**Data section:**
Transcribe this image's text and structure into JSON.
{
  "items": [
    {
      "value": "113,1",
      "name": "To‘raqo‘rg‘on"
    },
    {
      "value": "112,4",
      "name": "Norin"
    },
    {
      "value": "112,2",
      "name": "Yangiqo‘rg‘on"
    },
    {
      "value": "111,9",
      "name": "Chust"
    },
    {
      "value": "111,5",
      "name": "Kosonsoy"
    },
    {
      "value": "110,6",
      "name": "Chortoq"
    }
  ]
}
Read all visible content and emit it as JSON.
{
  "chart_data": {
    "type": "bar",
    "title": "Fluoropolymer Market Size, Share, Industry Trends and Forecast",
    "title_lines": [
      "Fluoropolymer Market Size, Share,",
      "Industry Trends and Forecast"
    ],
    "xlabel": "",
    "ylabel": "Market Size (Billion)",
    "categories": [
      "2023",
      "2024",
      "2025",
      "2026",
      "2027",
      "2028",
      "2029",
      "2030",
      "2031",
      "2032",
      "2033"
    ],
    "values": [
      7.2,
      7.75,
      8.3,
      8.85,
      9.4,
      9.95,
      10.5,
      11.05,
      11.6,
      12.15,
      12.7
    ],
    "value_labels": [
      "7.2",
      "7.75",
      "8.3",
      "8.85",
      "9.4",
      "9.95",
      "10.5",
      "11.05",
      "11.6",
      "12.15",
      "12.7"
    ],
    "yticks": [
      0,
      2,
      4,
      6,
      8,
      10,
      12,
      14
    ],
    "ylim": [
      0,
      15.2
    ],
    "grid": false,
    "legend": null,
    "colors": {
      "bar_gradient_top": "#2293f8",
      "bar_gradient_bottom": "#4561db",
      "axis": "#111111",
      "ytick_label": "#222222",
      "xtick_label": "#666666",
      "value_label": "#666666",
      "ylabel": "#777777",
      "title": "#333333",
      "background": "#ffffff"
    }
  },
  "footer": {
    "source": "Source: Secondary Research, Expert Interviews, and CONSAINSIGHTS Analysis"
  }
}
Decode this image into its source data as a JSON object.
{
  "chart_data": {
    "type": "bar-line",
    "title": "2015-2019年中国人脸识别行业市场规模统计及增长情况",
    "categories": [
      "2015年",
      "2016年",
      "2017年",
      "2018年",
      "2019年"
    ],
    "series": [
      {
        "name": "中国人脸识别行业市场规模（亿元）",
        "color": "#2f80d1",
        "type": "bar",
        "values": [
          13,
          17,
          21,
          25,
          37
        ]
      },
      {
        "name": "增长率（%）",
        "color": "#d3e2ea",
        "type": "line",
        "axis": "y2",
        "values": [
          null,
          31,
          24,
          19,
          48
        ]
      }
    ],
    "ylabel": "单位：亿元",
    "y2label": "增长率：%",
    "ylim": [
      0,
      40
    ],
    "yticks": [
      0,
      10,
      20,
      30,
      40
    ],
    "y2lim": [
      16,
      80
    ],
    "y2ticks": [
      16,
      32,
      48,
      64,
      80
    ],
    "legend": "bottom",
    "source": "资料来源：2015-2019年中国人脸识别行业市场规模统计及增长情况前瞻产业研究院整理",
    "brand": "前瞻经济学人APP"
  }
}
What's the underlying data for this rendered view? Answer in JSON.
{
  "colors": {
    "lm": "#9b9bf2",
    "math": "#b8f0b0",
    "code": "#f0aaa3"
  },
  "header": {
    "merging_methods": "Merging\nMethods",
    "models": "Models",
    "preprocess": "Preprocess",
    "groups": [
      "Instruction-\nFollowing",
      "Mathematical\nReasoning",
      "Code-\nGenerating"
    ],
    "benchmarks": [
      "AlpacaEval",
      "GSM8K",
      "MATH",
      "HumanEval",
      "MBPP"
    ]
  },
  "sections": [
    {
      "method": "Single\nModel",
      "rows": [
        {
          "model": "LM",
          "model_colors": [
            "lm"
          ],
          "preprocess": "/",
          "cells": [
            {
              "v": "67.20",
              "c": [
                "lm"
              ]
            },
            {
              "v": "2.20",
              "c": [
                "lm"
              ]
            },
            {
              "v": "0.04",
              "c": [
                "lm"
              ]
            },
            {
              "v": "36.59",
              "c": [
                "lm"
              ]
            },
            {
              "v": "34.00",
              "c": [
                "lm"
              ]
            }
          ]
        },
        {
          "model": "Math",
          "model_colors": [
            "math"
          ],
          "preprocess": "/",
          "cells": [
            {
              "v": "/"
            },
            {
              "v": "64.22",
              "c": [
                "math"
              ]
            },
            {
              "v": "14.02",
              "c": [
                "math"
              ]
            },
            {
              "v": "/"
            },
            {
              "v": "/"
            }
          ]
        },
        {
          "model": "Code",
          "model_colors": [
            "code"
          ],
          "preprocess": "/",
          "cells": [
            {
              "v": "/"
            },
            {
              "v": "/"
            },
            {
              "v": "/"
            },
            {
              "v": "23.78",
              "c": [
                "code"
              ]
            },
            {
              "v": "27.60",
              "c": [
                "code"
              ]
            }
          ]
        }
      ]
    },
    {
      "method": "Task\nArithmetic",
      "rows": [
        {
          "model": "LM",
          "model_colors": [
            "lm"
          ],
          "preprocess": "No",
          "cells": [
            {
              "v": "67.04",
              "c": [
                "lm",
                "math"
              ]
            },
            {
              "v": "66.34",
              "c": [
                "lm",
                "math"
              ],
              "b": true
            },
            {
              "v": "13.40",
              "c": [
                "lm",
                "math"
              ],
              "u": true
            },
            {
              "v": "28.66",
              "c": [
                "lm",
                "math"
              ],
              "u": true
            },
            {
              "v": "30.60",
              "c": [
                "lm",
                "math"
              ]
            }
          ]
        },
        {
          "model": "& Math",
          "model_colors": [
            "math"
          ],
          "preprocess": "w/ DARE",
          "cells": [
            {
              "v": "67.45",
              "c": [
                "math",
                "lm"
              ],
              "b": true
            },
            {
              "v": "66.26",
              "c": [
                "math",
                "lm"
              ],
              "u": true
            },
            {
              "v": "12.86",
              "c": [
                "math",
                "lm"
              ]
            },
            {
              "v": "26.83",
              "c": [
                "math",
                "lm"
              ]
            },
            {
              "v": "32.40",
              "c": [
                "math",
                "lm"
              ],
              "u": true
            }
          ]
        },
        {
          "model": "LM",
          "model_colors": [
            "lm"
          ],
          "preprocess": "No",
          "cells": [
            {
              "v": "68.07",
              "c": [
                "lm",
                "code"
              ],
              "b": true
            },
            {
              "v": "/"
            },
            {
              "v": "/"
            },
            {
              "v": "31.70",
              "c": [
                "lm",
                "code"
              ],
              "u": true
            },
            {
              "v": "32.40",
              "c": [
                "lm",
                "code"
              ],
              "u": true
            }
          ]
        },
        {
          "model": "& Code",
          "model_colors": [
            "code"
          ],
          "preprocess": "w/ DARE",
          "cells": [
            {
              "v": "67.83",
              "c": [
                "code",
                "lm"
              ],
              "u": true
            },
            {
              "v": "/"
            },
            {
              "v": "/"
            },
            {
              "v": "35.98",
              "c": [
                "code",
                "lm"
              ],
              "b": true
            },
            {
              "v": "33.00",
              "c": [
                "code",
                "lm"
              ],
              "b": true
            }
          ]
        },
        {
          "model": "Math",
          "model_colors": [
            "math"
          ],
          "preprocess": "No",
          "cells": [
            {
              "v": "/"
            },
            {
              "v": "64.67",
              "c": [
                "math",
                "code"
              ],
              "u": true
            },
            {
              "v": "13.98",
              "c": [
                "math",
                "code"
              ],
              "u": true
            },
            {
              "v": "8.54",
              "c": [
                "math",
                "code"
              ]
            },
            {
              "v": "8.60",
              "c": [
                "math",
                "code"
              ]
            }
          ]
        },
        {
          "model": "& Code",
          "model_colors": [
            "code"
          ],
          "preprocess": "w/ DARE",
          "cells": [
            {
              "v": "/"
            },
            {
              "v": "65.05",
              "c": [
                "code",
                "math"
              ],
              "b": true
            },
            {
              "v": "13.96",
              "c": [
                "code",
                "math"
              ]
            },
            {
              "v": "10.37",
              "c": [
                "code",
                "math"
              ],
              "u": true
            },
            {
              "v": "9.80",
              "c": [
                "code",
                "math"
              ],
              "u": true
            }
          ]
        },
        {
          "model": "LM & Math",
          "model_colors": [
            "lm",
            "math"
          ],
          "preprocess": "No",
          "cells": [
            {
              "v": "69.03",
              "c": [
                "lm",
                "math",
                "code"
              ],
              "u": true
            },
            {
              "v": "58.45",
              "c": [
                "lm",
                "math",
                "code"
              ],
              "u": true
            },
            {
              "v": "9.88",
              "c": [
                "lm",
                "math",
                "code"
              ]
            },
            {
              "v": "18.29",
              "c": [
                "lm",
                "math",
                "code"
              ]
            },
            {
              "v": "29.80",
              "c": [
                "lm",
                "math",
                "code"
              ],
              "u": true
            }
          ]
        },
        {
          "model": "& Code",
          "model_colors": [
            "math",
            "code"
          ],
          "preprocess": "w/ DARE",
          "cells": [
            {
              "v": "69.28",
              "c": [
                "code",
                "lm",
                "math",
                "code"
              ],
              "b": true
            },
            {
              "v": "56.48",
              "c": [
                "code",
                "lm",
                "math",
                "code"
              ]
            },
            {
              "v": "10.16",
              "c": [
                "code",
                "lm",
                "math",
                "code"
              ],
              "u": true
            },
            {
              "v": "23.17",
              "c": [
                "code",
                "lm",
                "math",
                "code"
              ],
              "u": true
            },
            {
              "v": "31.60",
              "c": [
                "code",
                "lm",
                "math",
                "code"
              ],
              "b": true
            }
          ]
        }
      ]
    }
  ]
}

**Problem details:** Show the lines of the material that contain the word "Fluoropolymer".

**Full output:**
    "title": "Fluoropolymer Market Size, Share, Industry Trends and Forecast",
      "Fluoropolymer Market Size, Share,",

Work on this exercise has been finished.